GETOONDE TEKST ->
━━━━━━
Projectleider HUPC: E. Architect van dit thema en 'makelaar' die de spelers bijeen heeft gebracht.

Inbrenger vraagstuk: D. Is verbonden aan een werkgroep binnen Ketenzorg Dementie Utrecht.

 

Doel

Sessie ontwerpen en uitvoeren waarbij de studenten kunnen instappen in een co-creatie met o.a. D. over de Dementie-Vriendelijke Stad (DVS).

De ontwerpvraag voor de sessie voor mij was hoe we S. en F. kunnen ‘onboarden’ waarin zij zoveel mogelijk verschijnen vanuit hun fascinatie voor het centrale thema: de Dementie-Vriendelijke Stad zonder dat er de traditionele dynamiek opdrachtgever-opdrachtnemer wordt aangewakkerd.

Ontwerp en verloop sessie:

  1. Rondje voorstellen
  2. Aanleiding verhelderen door E.
  3. Foto/voorwerp kiezen en persoonlijk haakje met DVS delen
  4. Denk-voel-droom werkblad invullen en delen dromen
  5. Volgende stap uitspreken
  6. Evaluatie van de sessie E., Jelle & Patrick

 

Mijn tienpuntsreflectie van deze sessie:

Eén: Ik zaag door

26 november. De dag vóór de sessie met de studenten in The Village op de Uithof. We zitten met zijn drieën in Bunk. We wisselen beelden over van start gaan uit. Ik was het ergens niet mee eens, maar ik wist niet precies waarom. Maar ergens voelde ik dat het starten van het project juist heel veel aandacht vraagt. E. was in de briefing aan ons over zijn verwachtingen van de kick-off vanuit een breed perspectief de bedoeling en benodigde informatie uiteen aan het zetten. Dat was een wat lang verhaal voor mijn gevoel. Ik merkte dat het mij zorgen baarde als deze energie het eerste zou zijn waar de twee studenten S. en F. aan zouden worden blootgesteld. Daarom ging ik ‘moeilijk doen’ of ‘doorzagen’ zoals Jelle het achteraf noemde. Mijn doel was om S. en F/ zo onbevangen mogelijk te laten starten aan dit complexe vraagstuk.


Twee: Wie spreekt voor wie?

D. zou er misschien wel/niet bij zijn. Dat vond ik een lastige, want de dynamiek is heel anders afhankelijk daarvan. Maar het veranderde niets aan het doel. Ja, natuurlijk moeten zij zich gaan verhouden tot andere stakeholders. Anders wordt het nooit co-creatie. Maar wij moeten zo min mogelijk die andere stakeholders gaan zitten representeren. Daarom was ik er op uit om in het sessieontwerp er een doel van te maken dat de studenten echt de aandacht kregen om hun haakje met de DVS te delen. E. mag wel spreken voor de geschiedenis van dit project in wording. Die geschiedenis mag wel verschijnen dus daarvoor printen we een foto van de 'gigamap' uit van het projectteam dat vorig jaar een voorloper van de DVS deed in de gemeente Boxtel.
━━━━━━
MATERIAAL ->
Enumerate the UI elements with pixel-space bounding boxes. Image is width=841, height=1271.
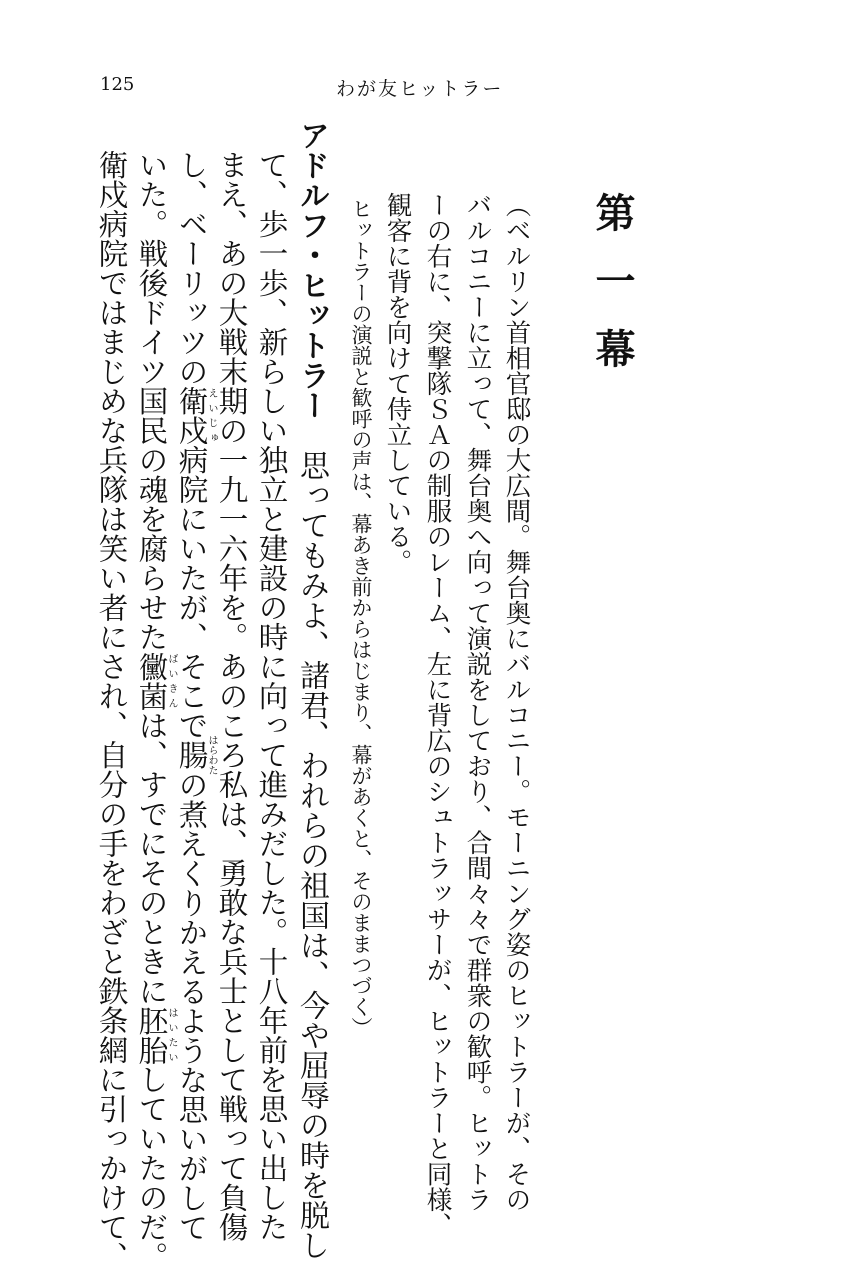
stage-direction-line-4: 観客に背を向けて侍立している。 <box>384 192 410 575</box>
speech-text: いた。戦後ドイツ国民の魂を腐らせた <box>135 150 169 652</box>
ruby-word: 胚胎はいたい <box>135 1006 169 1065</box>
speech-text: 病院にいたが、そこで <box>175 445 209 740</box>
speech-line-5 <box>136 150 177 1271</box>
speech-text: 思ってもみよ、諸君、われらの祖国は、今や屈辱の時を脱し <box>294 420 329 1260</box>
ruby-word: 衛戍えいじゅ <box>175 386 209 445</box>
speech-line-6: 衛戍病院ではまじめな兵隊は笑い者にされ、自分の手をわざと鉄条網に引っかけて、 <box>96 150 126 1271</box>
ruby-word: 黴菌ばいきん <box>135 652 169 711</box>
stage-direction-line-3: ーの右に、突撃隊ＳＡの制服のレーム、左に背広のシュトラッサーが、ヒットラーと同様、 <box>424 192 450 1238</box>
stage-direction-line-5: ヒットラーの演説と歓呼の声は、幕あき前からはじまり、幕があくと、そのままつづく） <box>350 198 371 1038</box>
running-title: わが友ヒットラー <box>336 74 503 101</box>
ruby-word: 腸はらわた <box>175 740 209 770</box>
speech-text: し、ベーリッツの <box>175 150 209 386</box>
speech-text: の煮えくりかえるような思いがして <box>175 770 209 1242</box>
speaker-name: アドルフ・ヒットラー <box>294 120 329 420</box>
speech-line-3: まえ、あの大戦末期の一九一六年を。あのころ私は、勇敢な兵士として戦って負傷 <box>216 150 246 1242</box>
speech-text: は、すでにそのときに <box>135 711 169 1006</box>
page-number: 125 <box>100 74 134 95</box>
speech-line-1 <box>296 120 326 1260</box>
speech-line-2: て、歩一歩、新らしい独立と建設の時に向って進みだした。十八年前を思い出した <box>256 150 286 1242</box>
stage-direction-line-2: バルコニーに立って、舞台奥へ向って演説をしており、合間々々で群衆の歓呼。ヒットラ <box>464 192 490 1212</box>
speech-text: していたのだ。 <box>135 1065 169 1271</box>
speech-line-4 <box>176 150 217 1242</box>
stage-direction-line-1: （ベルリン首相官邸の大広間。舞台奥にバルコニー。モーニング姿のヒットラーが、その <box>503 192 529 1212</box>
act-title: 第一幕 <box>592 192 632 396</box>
━━━━━━
WAT JE MOET DOEN ->
Geef uit de getoonde tekst over de Dementie-Vriendelijke Stad letterlijk het stuk weer dat begint bij de woorden "Projectleider HUPC: E. Architect" en stop na de woorden "opdrachtgever-opdrachtnemer wordt aangewakkerd.".

ANTWOORD OP OPDRACHT ->
Projectleider HUPC: E. Architect van dit thema en 'makelaar' die de spelers bijeen heeft gebracht.

Inbrenger vraagstuk: D. Is verbonden aan een werkgroep binnen Ketenzorg Dementie Utrecht.

 

Doel

Sessie ontwerpen en uitvoeren waarbij de studenten kunnen instappen in een co-creatie met o.a. D. over de Dementie-Vriendelijke Stad (DVS).

De ontwerpvraag voor de sessie voor mij was hoe we S. en F. kunnen ‘onboarden’ waarin zij zoveel mogelijk verschijnen vanuit hun fascinatie voor het centrale thema: de Dementie-Vriendelijke Stad zonder dat er de traditionele dynamiek opdrachtgever-opdrachtnemer wordt aangewakkerd.